• [WHAT YOU WILL DO]: Copy every record line from the one containing "save-button[interactable] xyxy=(82,53,112,79)" down to the one containing "toolbar-separator xyxy=(120,55,122,77)", and change "military" to "army" while leaving everything else as it is.

• [RECORDED DATA]:
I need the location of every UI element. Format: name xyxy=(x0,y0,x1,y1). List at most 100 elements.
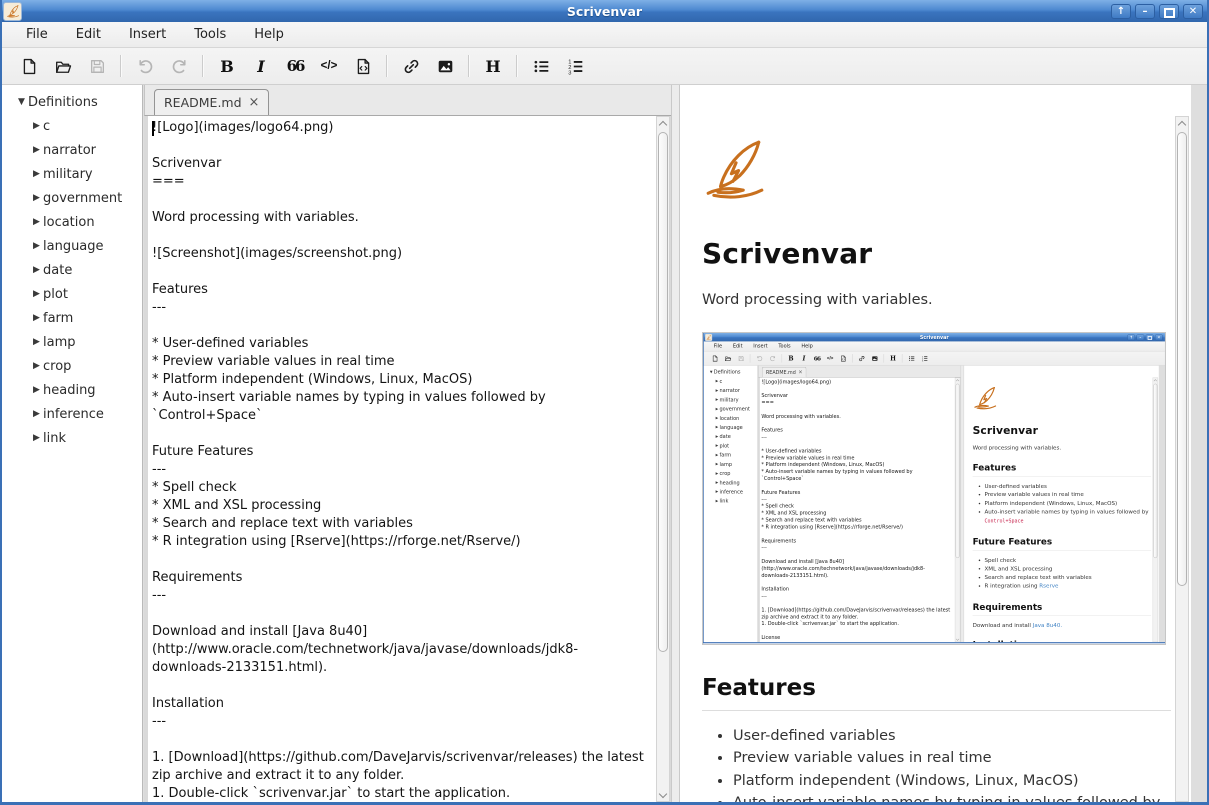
save-button[interactable] xyxy=(82,53,112,79)
code-icon: </> xyxy=(321,60,338,72)
tab-close-icon[interactable]: × xyxy=(249,95,260,110)
tree-item[interactable]: ▶ military xyxy=(2,162,142,186)
numbered-list-button[interactable]: 123 xyxy=(560,53,590,79)
preview-scrollbar[interactable] xyxy=(1175,116,1189,802)
toolbar-separator xyxy=(120,55,122,77)
open-file-button[interactable] xyxy=(48,53,78,79)
tree-item[interactable]: ▶ farm xyxy=(2,306,142,330)
tree-item-label: inference xyxy=(43,407,104,422)
tree-item[interactable]: ▶ lamp xyxy=(2,330,142,354)
tab-label: README.md xyxy=(164,95,242,110)
bold-button[interactable]: B xyxy=(212,53,242,79)
tree-item[interactable]: ▶ government xyxy=(2,186,142,210)
main-area: ▼ Definitions ▶ c ▶ narrator xyxy=(2,85,1207,802)
features-list-last: Auto-insert variable names by typing in … xyxy=(702,792,1171,802)
minimize-button[interactable]: – xyxy=(1135,4,1155,19)
link-button[interactable] xyxy=(396,53,426,79)
tree-item[interactable]: ▶ heading xyxy=(2,378,142,402)
tree-item[interactable]: ▶ date xyxy=(2,258,142,282)
window-controls: ↑ – ✕ xyxy=(1111,4,1203,19)
menu-item[interactable]: Edit xyxy=(62,22,115,47)
heading-button[interactable]: H xyxy=(478,53,508,79)
pane-splitter[interactable] xyxy=(671,85,680,802)
shade-button[interactable]: ↑ xyxy=(1111,4,1131,19)
scroll-up-icon[interactable] xyxy=(1176,117,1188,130)
menu-item[interactable]: Tools xyxy=(180,22,240,47)
text-caret xyxy=(152,121,154,136)
menu-bar: FileEditInsertToolsHelp xyxy=(0,22,1209,48)
chevron-right-icon: ▶ xyxy=(30,169,43,179)
image-button[interactable] xyxy=(430,53,460,79)
italic-icon: I xyxy=(257,57,264,76)
toolbar: B I 66 </> H 123 xyxy=(0,48,1209,85)
bullet-list-button[interactable] xyxy=(526,53,556,79)
tree-item[interactable]: ▶ plot xyxy=(2,282,142,306)
tree-item[interactable]: ▶ c xyxy=(2,114,142,138)
tree-children: ▶ c ▶ narrator ▶ military ▶ xyxy=(2,114,142,450)
window-title: Scrivenvar xyxy=(0,4,1209,19)
svg-text:3: 3 xyxy=(568,70,571,75)
tree-item-label: crop xyxy=(43,359,71,374)
chevron-right-icon: ▶ xyxy=(30,385,43,395)
scroll-down-icon[interactable] xyxy=(657,788,669,801)
tree-root-definitions[interactable]: ▼ Definitions xyxy=(2,90,142,114)
tree-item-label: link xyxy=(43,431,66,446)
app-icon xyxy=(3,2,22,21)
new-file-button[interactable] xyxy=(14,53,44,79)
bullet-list-icon xyxy=(533,58,550,75)
tree-item-label: military xyxy=(43,167,93,182)
code-block-button[interactable] xyxy=(348,53,378,79)
mini-editor-pane: README.md × ![Logo](images/logo64.png) S… xyxy=(758,366,960,642)
bold-icon: B xyxy=(220,57,234,76)
mini-app-window: Scrivenvar ↑ – ✕ FileEditInsertT xyxy=(703,333,1166,643)
numbered-list-icon: 123 xyxy=(567,58,584,75)
undo-button[interactable] xyxy=(130,53,160,79)
tree-item[interactable]: ▶ location xyxy=(2,210,142,234)
open-folder-icon xyxy=(55,58,72,75)
maximize-button[interactable] xyxy=(1159,4,1179,19)
editor-pane: README.md × ![Logo](images/logo64.png) S… xyxy=(144,85,671,802)
image-icon xyxy=(437,58,454,75)
mini-preview-pane: Scrivenvar Word processing with variable… xyxy=(964,366,1159,642)
preview-content: Scrivenvar Word processing with variable… xyxy=(680,85,1191,802)
feature-item: User-defined variables xyxy=(733,725,1171,747)
close-button[interactable]: ✕ xyxy=(1183,4,1203,19)
tree-item-label: language xyxy=(43,239,104,254)
heading-icon: H xyxy=(485,57,500,76)
definitions-sidebar: ▼ Definitions ▶ c ▶ narrator xyxy=(2,85,143,802)
scroll-up-icon[interactable] xyxy=(657,117,669,130)
blockquote-button[interactable]: 66 xyxy=(280,53,310,79)
features-list: User-defined variablesPreview variable v… xyxy=(702,725,1171,792)
feature-item: Platform independent (Windows, Linux, Ma… xyxy=(733,770,1171,792)
inline-code-button[interactable]: </> xyxy=(314,53,344,79)
title-bar[interactable]: Scrivenvar ↑ – ✕ xyxy=(0,0,1209,22)
tree-item-label: government xyxy=(43,191,122,206)
editor-scrollbar[interactable] xyxy=(656,116,670,802)
preview-title: Scrivenvar xyxy=(702,237,1171,270)
scrollbar-thumb[interactable] xyxy=(658,132,668,652)
tree-item[interactable]: ▶ link xyxy=(2,426,142,450)
tree-item[interactable]: ▶ language xyxy=(2,234,142,258)
tree-item[interactable]: ▶ inference xyxy=(2,402,142,426)
tree-item-label: c xyxy=(43,119,50,134)
preview-tagline: Word processing with variables. xyxy=(702,292,1171,308)
redo-button[interactable] xyxy=(164,53,194,79)
mini-title-bar: Scrivenvar ↑ – ✕ xyxy=(704,333,1165,341)
tree-item[interactable]: ▶ narrator xyxy=(2,138,142,162)
menu-item[interactable]: Help xyxy=(240,22,298,47)
new-file-icon xyxy=(21,58,38,75)
toolbar-separator xyxy=(202,55,204,77)
features-heading: Features xyxy=(702,675,1171,711)
chevron-down-icon[interactable]: ▼ xyxy=(15,97,28,107)
italic-button[interactable]: I xyxy=(246,53,276,79)
menu-item[interactable]: File xyxy=(12,22,62,47)
tree-item[interactable]: ▶ crop xyxy=(2,354,142,378)
menu-item[interactable]: Insert xyxy=(115,22,180,47)
tab-readme[interactable]: README.md × xyxy=(154,89,269,115)
scrollbar-thumb[interactable] xyxy=(1177,132,1187,586)
markdown-editor[interactable]: ![Logo](images/logo64.png) Scrivenvar ==… xyxy=(148,116,656,802)
toolbar-separator xyxy=(468,55,470,77)
chevron-right-icon: ▶ xyxy=(30,289,43,299)
tree-item-label: heading xyxy=(43,383,96,398)
tree-item-label: farm xyxy=(43,311,73,326)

• [FINAL RESULT]:
save-button[interactable] xyxy=(82,53,112,79)
code-icon: </> xyxy=(321,60,338,72)
tab-close-icon[interactable]: × xyxy=(249,95,260,110)
tree-item[interactable]: ▶ army xyxy=(2,162,142,186)
numbered-list-button[interactable]: 123 xyxy=(560,53,590,79)
preview-scrollbar[interactable] xyxy=(1175,116,1189,802)
toolbar-separator xyxy=(120,55,122,77)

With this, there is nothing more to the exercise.